DATA LINES:
>> BEGIN
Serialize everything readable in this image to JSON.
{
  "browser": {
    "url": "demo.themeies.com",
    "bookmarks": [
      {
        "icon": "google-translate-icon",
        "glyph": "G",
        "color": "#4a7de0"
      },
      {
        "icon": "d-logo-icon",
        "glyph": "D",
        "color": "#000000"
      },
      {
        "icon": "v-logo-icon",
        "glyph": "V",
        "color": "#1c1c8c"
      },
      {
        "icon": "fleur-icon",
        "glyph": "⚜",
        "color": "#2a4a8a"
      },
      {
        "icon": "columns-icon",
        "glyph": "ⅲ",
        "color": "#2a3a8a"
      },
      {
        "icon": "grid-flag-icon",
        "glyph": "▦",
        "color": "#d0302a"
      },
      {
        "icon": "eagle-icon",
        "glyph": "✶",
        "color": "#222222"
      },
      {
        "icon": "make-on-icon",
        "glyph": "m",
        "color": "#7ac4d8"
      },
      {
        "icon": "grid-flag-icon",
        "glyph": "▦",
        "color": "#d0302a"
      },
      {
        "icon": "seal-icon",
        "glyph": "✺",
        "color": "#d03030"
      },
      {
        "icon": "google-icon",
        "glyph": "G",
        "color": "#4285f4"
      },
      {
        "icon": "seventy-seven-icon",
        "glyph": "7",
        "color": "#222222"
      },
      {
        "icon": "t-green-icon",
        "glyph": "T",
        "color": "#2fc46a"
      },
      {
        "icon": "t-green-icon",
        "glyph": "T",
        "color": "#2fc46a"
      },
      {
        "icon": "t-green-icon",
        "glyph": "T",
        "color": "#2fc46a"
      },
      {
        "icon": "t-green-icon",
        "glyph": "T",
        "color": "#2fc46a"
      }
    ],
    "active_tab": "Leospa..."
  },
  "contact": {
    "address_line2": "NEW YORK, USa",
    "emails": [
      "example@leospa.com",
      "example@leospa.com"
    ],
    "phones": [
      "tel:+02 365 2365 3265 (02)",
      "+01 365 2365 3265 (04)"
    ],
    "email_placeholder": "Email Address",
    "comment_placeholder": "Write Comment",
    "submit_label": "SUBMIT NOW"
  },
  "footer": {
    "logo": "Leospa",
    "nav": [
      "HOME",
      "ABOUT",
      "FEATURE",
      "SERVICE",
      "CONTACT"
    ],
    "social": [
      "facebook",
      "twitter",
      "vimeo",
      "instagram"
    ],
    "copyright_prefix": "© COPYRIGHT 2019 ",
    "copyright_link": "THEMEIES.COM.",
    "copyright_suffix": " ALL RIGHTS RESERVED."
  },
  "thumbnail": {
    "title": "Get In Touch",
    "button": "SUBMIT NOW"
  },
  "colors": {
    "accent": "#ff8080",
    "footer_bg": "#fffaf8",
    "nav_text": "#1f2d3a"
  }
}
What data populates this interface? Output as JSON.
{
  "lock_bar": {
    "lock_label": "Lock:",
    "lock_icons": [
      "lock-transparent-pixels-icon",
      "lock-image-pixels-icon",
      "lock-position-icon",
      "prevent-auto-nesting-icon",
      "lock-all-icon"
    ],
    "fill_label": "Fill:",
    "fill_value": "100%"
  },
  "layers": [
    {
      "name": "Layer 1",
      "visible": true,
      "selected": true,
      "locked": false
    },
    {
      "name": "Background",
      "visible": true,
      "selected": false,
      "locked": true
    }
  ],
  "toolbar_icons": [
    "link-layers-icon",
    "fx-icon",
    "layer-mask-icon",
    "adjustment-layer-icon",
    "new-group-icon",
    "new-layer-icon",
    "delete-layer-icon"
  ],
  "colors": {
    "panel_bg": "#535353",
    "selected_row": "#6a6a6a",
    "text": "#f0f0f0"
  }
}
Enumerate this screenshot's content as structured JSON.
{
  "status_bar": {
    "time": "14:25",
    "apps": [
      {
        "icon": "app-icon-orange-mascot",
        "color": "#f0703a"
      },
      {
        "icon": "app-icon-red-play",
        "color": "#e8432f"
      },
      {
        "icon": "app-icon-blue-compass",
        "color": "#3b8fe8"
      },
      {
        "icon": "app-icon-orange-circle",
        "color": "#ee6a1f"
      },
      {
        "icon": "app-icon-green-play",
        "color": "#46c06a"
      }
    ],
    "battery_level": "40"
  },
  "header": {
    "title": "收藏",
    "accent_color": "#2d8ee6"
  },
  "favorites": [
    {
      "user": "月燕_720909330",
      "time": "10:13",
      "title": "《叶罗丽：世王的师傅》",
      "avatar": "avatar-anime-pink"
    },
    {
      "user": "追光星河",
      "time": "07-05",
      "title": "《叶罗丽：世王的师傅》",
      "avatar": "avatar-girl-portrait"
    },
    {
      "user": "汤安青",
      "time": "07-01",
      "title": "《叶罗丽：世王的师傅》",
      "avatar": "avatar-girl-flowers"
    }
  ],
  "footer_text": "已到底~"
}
>> END
PROBLEM DESCRIPTION: The full set of records should be duplicated exactly.

THE REPLY:
Serialize everything readable in this image to JSON.
{
  "browser": {
    "url": "demo.themeies.com",
    "bookmarks": [
      {
        "icon": "google-translate-icon",
        "glyph": "G",
        "color": "#4a7de0"
      },
      {
        "icon": "d-logo-icon",
        "glyph": "D",
        "color": "#000000"
      },
      {
        "icon": "v-logo-icon",
        "glyph": "V",
        "color": "#1c1c8c"
      },
      {
        "icon": "fleur-icon",
        "glyph": "⚜",
        "color": "#2a4a8a"
      },
      {
        "icon": "columns-icon",
        "glyph": "ⅲ",
        "color": "#2a3a8a"
      },
      {
        "icon": "grid-flag-icon",
        "glyph": "▦",
        "color": "#d0302a"
      },
      {
        "icon": "eagle-icon",
        "glyph": "✶",
        "color": "#222222"
      },
      {
        "icon": "make-on-icon",
        "glyph": "m",
        "color": "#7ac4d8"
      },
      {
        "icon": "grid-flag-icon",
        "glyph": "▦",
        "color": "#d0302a"
      },
      {
        "icon": "seal-icon",
        "glyph": "✺",
        "color": "#d03030"
      },
      {
        "icon": "google-icon",
        "glyph": "G",
        "color": "#4285f4"
      },
      {
        "icon": "seventy-seven-icon",
        "glyph": "7",
        "color": "#222222"
      },
      {
        "icon": "t-green-icon",
        "glyph": "T",
        "color": "#2fc46a"
      },
      {
        "icon": "t-green-icon",
        "glyph": "T",
        "color": "#2fc46a"
      },
      {
        "icon": "t-green-icon",
        "glyph": "T",
        "color": "#2fc46a"
      },
      {
        "icon": "t-green-icon",
        "glyph": "T",
        "color": "#2fc46a"
      }
    ],
    "active_tab": "Leospa..."
  },
  "contact": {
    "address_line2": "NEW YORK, USa",
    "emails": [
      "example@leospa.com",
      "example@leospa.com"
    ],
    "phones": [
      "tel:+02 365 2365 3265 (02)",
      "+01 365 2365 3265 (04)"
    ],
    "email_placeholder": "Email Address",
    "comment_placeholder": "Write Comment",
    "submit_label": "SUBMIT NOW"
  },
  "footer": {
    "logo": "Leospa",
    "nav": [
      "HOME",
      "ABOUT",
      "FEATURE",
      "SERVICE",
      "CONTACT"
    ],
    "social": [
      "facebook",
      "twitter",
      "vimeo",
      "instagram"
    ],
    "copyright_prefix": "© COPYRIGHT 2019 ",
    "copyright_link": "THEMEIES.COM.",
    "copyright_suffix": " ALL RIGHTS RESERVED."
  },
  "thumbnail": {
    "title": "Get In Touch",
    "button": "SUBMIT NOW"
  },
  "colors": {
    "accent": "#ff8080",
    "footer_bg": "#fffaf8",
    "nav_text": "#1f2d3a"
  }
}
What data populates this interface? Output as JSON.
{
  "lock_bar": {
    "lock_label": "Lock:",
    "lock_icons": [
      "lock-transparent-pixels-icon",
      "lock-image-pixels-icon",
      "lock-position-icon",
      "prevent-auto-nesting-icon",
      "lock-all-icon"
    ],
    "fill_label": "Fill:",
    "fill_value": "100%"
  },
  "layers": [
    {
      "name": "Layer 1",
      "visible": true,
      "selected": true,
      "locked": false
    },
    {
      "name": "Background",
      "visible": true,
      "selected": false,
      "locked": true
    }
  ],
  "toolbar_icons": [
    "link-layers-icon",
    "fx-icon",
    "layer-mask-icon",
    "adjustment-layer-icon",
    "new-group-icon",
    "new-layer-icon",
    "delete-layer-icon"
  ],
  "colors": {
    "panel_bg": "#535353",
    "selected_row": "#6a6a6a",
    "text": "#f0f0f0"
  }
}
Enumerate this screenshot's content as structured JSON.
{
  "status_bar": {
    "time": "14:25",
    "apps": [
      {
        "icon": "app-icon-orange-mascot",
        "color": "#f0703a"
      },
      {
        "icon": "app-icon-red-play",
        "color": "#e8432f"
      },
      {
        "icon": "app-icon-blue-compass",
        "color": "#3b8fe8"
      },
      {
        "icon": "app-icon-orange-circle",
        "color": "#ee6a1f"
      },
      {
        "icon": "app-icon-green-play",
        "color": "#46c06a"
      }
    ],
    "battery_level": "40"
  },
  "header": {
    "title": "收藏",
    "accent_color": "#2d8ee6"
  },
  "favorites": [
    {
      "user": "月燕_720909330",
      "time": "10:13",
      "title": "《叶罗丽：世王的师傅》",
      "avatar": "avatar-anime-pink"
    },
    {
      "user": "追光星河",
      "time": "07-05",
      "title": "《叶罗丽：世王的师傅》",
      "avatar": "avatar-girl-portrait"
    },
    {
      "user": "汤安青",
      "time": "07-01",
      "title": "《叶罗丽：世王的师傅》",
      "avatar": "avatar-girl-flowers"
    }
  ],
  "footer_text": "已到底~"
}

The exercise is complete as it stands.